--- START OF DATA LINES ---

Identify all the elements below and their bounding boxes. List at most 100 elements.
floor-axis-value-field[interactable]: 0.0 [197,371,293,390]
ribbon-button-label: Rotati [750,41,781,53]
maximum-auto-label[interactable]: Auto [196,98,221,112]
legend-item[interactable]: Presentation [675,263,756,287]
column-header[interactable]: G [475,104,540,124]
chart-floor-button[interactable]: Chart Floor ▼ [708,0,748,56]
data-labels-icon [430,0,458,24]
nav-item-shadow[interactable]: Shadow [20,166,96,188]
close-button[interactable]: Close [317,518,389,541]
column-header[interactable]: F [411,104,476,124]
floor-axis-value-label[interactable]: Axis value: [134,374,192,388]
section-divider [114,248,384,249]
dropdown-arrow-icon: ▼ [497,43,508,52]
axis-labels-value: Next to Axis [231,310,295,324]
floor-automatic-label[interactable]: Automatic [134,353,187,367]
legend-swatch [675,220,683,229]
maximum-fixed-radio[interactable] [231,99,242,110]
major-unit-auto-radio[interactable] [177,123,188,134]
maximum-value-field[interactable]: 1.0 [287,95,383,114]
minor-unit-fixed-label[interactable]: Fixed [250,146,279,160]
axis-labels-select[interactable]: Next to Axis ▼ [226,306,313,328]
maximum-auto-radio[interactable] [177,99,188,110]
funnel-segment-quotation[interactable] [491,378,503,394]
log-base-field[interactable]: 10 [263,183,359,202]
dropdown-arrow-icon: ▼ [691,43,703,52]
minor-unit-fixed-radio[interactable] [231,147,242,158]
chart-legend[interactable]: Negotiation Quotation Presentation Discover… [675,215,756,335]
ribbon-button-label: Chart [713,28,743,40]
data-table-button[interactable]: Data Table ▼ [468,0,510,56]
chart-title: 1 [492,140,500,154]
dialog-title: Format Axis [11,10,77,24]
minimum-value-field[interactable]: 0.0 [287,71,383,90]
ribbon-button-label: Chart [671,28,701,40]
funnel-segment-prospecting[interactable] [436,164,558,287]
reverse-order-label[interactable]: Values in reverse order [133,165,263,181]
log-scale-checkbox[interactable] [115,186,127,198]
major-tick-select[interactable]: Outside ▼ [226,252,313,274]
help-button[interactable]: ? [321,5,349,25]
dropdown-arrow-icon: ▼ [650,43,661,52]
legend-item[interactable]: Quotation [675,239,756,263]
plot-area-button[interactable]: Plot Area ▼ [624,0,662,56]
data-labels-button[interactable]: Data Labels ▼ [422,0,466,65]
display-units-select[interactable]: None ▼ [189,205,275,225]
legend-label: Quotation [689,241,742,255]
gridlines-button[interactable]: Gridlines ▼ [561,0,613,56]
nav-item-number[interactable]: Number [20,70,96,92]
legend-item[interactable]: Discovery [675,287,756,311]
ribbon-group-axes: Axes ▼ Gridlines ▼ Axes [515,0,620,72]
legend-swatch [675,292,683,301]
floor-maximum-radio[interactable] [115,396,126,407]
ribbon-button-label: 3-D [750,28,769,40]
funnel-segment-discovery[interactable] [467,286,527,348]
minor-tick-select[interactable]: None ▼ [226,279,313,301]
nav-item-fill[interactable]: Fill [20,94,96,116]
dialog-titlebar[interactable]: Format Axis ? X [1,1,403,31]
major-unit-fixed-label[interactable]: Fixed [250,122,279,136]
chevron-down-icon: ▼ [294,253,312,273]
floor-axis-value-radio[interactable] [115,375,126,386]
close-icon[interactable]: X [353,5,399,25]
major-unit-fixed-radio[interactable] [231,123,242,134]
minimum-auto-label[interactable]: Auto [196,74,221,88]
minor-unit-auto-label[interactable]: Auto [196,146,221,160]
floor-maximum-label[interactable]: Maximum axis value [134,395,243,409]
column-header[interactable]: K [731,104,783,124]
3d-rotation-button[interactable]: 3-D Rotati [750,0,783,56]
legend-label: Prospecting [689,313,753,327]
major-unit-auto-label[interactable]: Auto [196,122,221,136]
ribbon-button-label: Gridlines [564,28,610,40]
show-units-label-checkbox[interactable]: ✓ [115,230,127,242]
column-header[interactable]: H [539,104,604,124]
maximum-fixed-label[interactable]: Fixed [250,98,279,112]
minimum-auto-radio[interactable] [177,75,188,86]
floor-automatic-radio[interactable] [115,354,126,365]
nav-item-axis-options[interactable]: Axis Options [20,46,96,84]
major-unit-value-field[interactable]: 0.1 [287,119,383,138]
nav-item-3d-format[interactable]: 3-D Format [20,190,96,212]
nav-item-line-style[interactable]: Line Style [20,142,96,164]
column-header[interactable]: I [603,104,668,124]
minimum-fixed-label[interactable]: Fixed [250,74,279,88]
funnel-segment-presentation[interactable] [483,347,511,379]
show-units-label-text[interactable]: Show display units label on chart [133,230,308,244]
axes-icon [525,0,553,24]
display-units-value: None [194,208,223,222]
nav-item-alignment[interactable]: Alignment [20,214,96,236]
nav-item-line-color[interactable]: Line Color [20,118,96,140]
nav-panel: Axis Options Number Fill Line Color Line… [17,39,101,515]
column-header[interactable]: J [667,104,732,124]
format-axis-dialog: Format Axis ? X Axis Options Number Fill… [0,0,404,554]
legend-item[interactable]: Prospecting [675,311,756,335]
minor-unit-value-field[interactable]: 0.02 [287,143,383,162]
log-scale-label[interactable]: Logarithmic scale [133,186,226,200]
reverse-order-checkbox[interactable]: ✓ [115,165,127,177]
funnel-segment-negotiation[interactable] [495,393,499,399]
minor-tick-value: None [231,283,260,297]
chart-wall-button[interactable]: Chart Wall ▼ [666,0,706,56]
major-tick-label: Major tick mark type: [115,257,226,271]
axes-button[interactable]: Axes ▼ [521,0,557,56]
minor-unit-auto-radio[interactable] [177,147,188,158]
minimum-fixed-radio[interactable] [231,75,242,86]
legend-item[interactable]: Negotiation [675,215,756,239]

--- END OF DATA LINES ---

#### DESCRIPTION OF THE TASK
Can you give all the items above again with every "legend-item" changed to "legend-entry" and nothing else altered?

#### EXERCISE OUTPUT
Identify all the elements below and their bounding boxes. List at most 100 elements.
floor-axis-value-field[interactable]: 0.0 [197,371,293,390]
ribbon-button-label: Rotati [750,41,781,53]
maximum-auto-label[interactable]: Auto [196,98,221,112]
legend-entry[interactable]: Presentation [675,263,756,287]
column-header[interactable]: G [475,104,540,124]
chart-floor-button[interactable]: Chart Floor ▼ [708,0,748,56]
data-labels-icon [430,0,458,24]
nav-item-shadow[interactable]: Shadow [20,166,96,188]
close-button[interactable]: Close [317,518,389,541]
column-header[interactable]: F [411,104,476,124]
floor-axis-value-label[interactable]: Axis value: [134,374,192,388]
section-divider [114,248,384,249]
dropdown-arrow-icon: ▼ [497,43,508,52]
axis-labels-value: Next to Axis [231,310,295,324]
floor-automatic-label[interactable]: Automatic [134,353,187,367]
legend-swatch [675,220,683,229]
maximum-fixed-radio[interactable] [231,99,242,110]
major-unit-auto-radio[interactable] [177,123,188,134]
maximum-value-field[interactable]: 1.0 [287,95,383,114]
minor-unit-fixed-label[interactable]: Fixed [250,146,279,160]
axis-labels-select[interactable]: Next to Axis ▼ [226,306,313,328]
maximum-auto-radio[interactable] [177,99,188,110]
funnel-segment-quotation[interactable] [491,378,503,394]
log-base-field[interactable]: 10 [263,183,359,202]
dropdown-arrow-icon: ▼ [691,43,703,52]
minor-unit-fixed-radio[interactable] [231,147,242,158]
chart-legend[interactable]: Negotiation Quotation Presentation Discover… [675,215,756,335]
ribbon-button-label: Chart [713,28,743,40]
data-table-button[interactable]: Data Table ▼ [468,0,510,56]
chart-title: 1 [492,140,500,154]
dialog-title: Format Axis [11,10,77,24]
minimum-value-field[interactable]: 0.0 [287,71,383,90]
ribbon-button-label: Chart [671,28,701,40]
funnel-segment-prospecting[interactable] [436,164,558,287]
reverse-order-label[interactable]: Values in reverse order [133,165,263,181]
log-scale-checkbox[interactable] [115,186,127,198]
major-tick-select[interactable]: Outside ▼ [226,252,313,274]
help-button[interactable]: ? [321,5,349,25]
dropdown-arrow-icon: ▼ [650,43,661,52]
legend-entry[interactable]: Quotation [675,239,756,263]
plot-area-button[interactable]: Plot Area ▼ [624,0,662,56]
data-labels-button[interactable]: Data Labels ▼ [422,0,466,65]
display-units-select[interactable]: None ▼ [189,205,275,225]
legend-label: Quotation [689,241,742,255]
gridlines-button[interactable]: Gridlines ▼ [561,0,613,56]
nav-item-number[interactable]: Number [20,70,96,92]
legend-entry[interactable]: Discovery [675,287,756,311]
ribbon-group-axes: Axes ▼ Gridlines ▼ Axes [515,0,620,72]
legend-swatch [675,292,683,301]
floor-maximum-radio[interactable] [115,396,126,407]
ribbon-button-label: 3-D [750,28,769,40]
funnel-segment-discovery[interactable] [467,286,527,348]
minor-tick-select[interactable]: None ▼ [226,279,313,301]
nav-item-fill[interactable]: Fill [20,94,96,116]
dialog-titlebar[interactable]: Format Axis ? X [1,1,403,31]
major-unit-fixed-label[interactable]: Fixed [250,122,279,136]
chevron-down-icon: ▼ [294,253,312,273]
floor-axis-value-radio[interactable] [115,375,126,386]
close-icon[interactable]: X [353,5,399,25]
major-unit-fixed-radio[interactable] [231,123,242,134]
minimum-auto-label[interactable]: Auto [196,74,221,88]
minor-unit-auto-label[interactable]: Auto [196,146,221,160]
floor-maximum-label[interactable]: Maximum axis value [134,395,243,409]
column-header[interactable]: K [731,104,783,124]
3d-rotation-button[interactable]: 3-D Rotati [750,0,783,56]
legend-label: Prospecting [689,313,753,327]
major-unit-auto-label[interactable]: Auto [196,122,221,136]
ribbon-button-label: Gridlines [564,28,610,40]
show-units-label-checkbox[interactable]: ✓ [115,230,127,242]
column-header[interactable]: H [539,104,604,124]
maximum-fixed-label[interactable]: Fixed [250,98,279,112]
minimum-auto-radio[interactable] [177,75,188,86]
floor-automatic-radio[interactable] [115,354,126,365]
nav-item-axis-options[interactable]: Axis Options [20,46,96,84]
major-unit-value-field[interactable]: 0.1 [287,119,383,138]
nav-item-3d-format[interactable]: 3-D Format [20,190,96,212]
nav-item-line-style[interactable]: Line Style [20,142,96,164]
column-header[interactable]: I [603,104,668,124]
minimum-fixed-label[interactable]: Fixed [250,74,279,88]
funnel-segment-presentation[interactable] [483,347,511,379]
show-units-label-text[interactable]: Show display units label on chart [133,230,308,244]
axes-icon [525,0,553,24]
display-units-value: None [194,208,223,222]
nav-item-alignment[interactable]: Alignment [20,214,96,236]
nav-item-line-color[interactable]: Line Color [20,118,96,140]
nav-panel: Axis Options Number Fill Line Color Line… [17,39,101,515]
column-header[interactable]: J [667,104,732,124]
format-axis-dialog: Format Axis ? X Axis Options Number Fill… [0,0,404,554]
legend-entry[interactable]: Prospecting [675,311,756,335]
minor-unit-value-field[interactable]: 0.02 [287,143,383,162]
log-scale-label[interactable]: Logarithmic scale [133,186,226,200]
reverse-order-checkbox[interactable]: ✓ [115,165,127,177]
funnel-segment-negotiation[interactable] [495,393,499,399]
minor-tick-value: None [231,283,260,297]
chart-wall-button[interactable]: Chart Wall ▼ [666,0,706,56]
major-tick-label: Major tick mark type: [115,257,226,271]
axes-button[interactable]: Axes ▼ [521,0,557,56]
minor-unit-auto-radio[interactable] [177,147,188,158]
minimum-fixed-radio[interactable] [231,75,242,86]
legend-entry[interactable]: Negotiation [675,215,756,239]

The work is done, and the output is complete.